[INFORMATION GIVEN start]
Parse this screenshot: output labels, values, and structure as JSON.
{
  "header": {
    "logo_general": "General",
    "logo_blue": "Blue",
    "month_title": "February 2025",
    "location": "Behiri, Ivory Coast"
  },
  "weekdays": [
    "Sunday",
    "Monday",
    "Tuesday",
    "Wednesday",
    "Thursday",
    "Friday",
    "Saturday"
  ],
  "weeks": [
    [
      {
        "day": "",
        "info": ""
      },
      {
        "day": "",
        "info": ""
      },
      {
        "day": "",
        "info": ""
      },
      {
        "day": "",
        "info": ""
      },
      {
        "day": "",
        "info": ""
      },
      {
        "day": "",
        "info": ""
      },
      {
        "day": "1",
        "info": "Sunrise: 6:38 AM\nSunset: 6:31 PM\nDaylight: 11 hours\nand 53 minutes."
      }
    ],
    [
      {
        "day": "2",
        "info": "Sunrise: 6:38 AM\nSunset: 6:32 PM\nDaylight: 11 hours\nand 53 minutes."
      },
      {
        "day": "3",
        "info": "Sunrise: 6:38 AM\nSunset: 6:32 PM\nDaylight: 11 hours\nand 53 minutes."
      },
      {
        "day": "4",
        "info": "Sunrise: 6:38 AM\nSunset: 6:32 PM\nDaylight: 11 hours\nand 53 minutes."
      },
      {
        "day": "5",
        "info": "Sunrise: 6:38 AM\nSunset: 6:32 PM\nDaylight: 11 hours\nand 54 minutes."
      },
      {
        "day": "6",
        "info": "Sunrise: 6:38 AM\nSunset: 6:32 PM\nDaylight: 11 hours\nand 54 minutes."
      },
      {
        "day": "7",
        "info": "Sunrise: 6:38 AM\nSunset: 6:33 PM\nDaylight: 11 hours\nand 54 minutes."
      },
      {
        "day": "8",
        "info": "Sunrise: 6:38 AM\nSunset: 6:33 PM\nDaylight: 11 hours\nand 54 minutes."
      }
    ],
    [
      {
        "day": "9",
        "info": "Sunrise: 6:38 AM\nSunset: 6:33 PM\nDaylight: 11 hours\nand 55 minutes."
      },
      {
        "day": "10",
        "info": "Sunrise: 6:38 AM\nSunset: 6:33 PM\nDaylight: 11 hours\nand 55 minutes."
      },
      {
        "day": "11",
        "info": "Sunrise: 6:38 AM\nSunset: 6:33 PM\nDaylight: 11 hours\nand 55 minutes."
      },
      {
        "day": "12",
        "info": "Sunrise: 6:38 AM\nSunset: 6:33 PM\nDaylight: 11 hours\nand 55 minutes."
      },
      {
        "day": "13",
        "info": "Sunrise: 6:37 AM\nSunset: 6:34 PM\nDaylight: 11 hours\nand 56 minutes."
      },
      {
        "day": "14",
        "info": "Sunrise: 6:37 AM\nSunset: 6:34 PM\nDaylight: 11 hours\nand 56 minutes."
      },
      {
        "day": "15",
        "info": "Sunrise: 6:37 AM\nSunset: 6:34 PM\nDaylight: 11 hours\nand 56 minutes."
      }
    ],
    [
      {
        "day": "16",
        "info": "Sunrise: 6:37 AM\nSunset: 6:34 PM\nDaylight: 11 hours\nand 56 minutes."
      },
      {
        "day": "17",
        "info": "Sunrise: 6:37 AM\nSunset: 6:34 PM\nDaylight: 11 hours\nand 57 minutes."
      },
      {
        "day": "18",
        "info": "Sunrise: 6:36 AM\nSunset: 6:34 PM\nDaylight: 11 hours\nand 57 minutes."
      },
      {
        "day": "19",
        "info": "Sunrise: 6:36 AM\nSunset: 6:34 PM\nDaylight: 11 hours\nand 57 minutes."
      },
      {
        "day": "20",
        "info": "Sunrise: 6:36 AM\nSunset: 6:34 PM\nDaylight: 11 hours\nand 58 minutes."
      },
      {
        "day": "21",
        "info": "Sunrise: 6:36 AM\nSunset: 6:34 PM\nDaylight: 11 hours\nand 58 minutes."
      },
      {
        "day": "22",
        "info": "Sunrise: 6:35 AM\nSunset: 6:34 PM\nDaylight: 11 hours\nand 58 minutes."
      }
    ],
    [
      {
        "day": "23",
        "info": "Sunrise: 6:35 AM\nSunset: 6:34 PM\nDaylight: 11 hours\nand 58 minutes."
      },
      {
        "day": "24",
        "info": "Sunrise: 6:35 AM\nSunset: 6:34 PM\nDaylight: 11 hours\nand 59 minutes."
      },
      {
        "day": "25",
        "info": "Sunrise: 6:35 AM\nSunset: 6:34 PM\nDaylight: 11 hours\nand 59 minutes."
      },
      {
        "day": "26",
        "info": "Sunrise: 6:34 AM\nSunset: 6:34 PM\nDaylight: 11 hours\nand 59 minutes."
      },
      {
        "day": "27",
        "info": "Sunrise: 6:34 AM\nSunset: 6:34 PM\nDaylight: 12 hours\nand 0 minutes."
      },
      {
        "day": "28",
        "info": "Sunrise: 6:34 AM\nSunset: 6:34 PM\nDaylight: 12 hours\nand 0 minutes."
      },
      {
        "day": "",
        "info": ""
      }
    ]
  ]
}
[INFORMATION GIVEN end]
WHAT IS EXPECTED:
Repeat each record exactly. Omit nothing.

RESULT OF THE EXERCISE:
Parse this screenshot: output labels, values, and structure as JSON.
{
  "header": {
    "logo_general": "General",
    "logo_blue": "Blue",
    "month_title": "February 2025",
    "location": "Behiri, Ivory Coast"
  },
  "weekdays": [
    "Sunday",
    "Monday",
    "Tuesday",
    "Wednesday",
    "Thursday",
    "Friday",
    "Saturday"
  ],
  "weeks": [
    [
      {
        "day": "",
        "info": ""
      },
      {
        "day": "",
        "info": ""
      },
      {
        "day": "",
        "info": ""
      },
      {
        "day": "",
        "info": ""
      },
      {
        "day": "",
        "info": ""
      },
      {
        "day": "",
        "info": ""
      },
      {
        "day": "1",
        "info": "Sunrise: 6:38 AM\nSunset: 6:31 PM\nDaylight: 11 hours\nand 53 minutes."
      }
    ],
    [
      {
        "day": "2",
        "info": "Sunrise: 6:38 AM\nSunset: 6:32 PM\nDaylight: 11 hours\nand 53 minutes."
      },
      {
        "day": "3",
        "info": "Sunrise: 6:38 AM\nSunset: 6:32 PM\nDaylight: 11 hours\nand 53 minutes."
      },
      {
        "day": "4",
        "info": "Sunrise: 6:38 AM\nSunset: 6:32 PM\nDaylight: 11 hours\nand 53 minutes."
      },
      {
        "day": "5",
        "info": "Sunrise: 6:38 AM\nSunset: 6:32 PM\nDaylight: 11 hours\nand 54 minutes."
      },
      {
        "day": "6",
        "info": "Sunrise: 6:38 AM\nSunset: 6:32 PM\nDaylight: 11 hours\nand 54 minutes."
      },
      {
        "day": "7",
        "info": "Sunrise: 6:38 AM\nSunset: 6:33 PM\nDaylight: 11 hours\nand 54 minutes."
      },
      {
        "day": "8",
        "info": "Sunrise: 6:38 AM\nSunset: 6:33 PM\nDaylight: 11 hours\nand 54 minutes."
      }
    ],
    [
      {
        "day": "9",
        "info": "Sunrise: 6:38 AM\nSunset: 6:33 PM\nDaylight: 11 hours\nand 55 minutes."
      },
      {
        "day": "10",
        "info": "Sunrise: 6:38 AM\nSunset: 6:33 PM\nDaylight: 11 hours\nand 55 minutes."
      },
      {
        "day": "11",
        "info": "Sunrise: 6:38 AM\nSunset: 6:33 PM\nDaylight: 11 hours\nand 55 minutes."
      },
      {
        "day": "12",
        "info": "Sunrise: 6:38 AM\nSunset: 6:33 PM\nDaylight: 11 hours\nand 55 minutes."
      },
      {
        "day": "13",
        "info": "Sunrise: 6:37 AM\nSunset: 6:34 PM\nDaylight: 11 hours\nand 56 minutes."
      },
      {
        "day": "14",
        "info": "Sunrise: 6:37 AM\nSunset: 6:34 PM\nDaylight: 11 hours\nand 56 minutes."
      },
      {
        "day": "15",
        "info": "Sunrise: 6:37 AM\nSunset: 6:34 PM\nDaylight: 11 hours\nand 56 minutes."
      }
    ],
    [
      {
        "day": "16",
        "info": "Sunrise: 6:37 AM\nSunset: 6:34 PM\nDaylight: 11 hours\nand 56 minutes."
      },
      {
        "day": "17",
        "info": "Sunrise: 6:37 AM\nSunset: 6:34 PM\nDaylight: 11 hours\nand 57 minutes."
      },
      {
        "day": "18",
        "info": "Sunrise: 6:36 AM\nSunset: 6:34 PM\nDaylight: 11 hours\nand 57 minutes."
      },
      {
        "day": "19",
        "info": "Sunrise: 6:36 AM\nSunset: 6:34 PM\nDaylight: 11 hours\nand 57 minutes."
      },
      {
        "day": "20",
        "info": "Sunrise: 6:36 AM\nSunset: 6:34 PM\nDaylight: 11 hours\nand 58 minutes."
      },
      {
        "day": "21",
        "info": "Sunrise: 6:36 AM\nSunset: 6:34 PM\nDaylight: 11 hours\nand 58 minutes."
      },
      {
        "day": "22",
        "info": "Sunrise: 6:35 AM\nSunset: 6:34 PM\nDaylight: 11 hours\nand 58 minutes."
      }
    ],
    [
      {
        "day": "23",
        "info": "Sunrise: 6:35 AM\nSunset: 6:34 PM\nDaylight: 11 hours\nand 58 minutes."
      },
      {
        "day": "24",
        "info": "Sunrise: 6:35 AM\nSunset: 6:34 PM\nDaylight: 11 hours\nand 59 minutes."
      },
      {
        "day": "25",
        "info": "Sunrise: 6:35 AM\nSunset: 6:34 PM\nDaylight: 11 hours\nand 59 minutes."
      },
      {
        "day": "26",
        "info": "Sunrise: 6:34 AM\nSunset: 6:34 PM\nDaylight: 11 hours\nand 59 minutes."
      },
      {
        "day": "27",
        "info": "Sunrise: 6:34 AM\nSunset: 6:34 PM\nDaylight: 12 hours\nand 0 minutes."
      },
      {
        "day": "28",
        "info": "Sunrise: 6:34 AM\nSunset: 6:34 PM\nDaylight: 12 hours\nand 0 minutes."
      },
      {
        "day": "",
        "info": ""
      }
    ]
  ]
}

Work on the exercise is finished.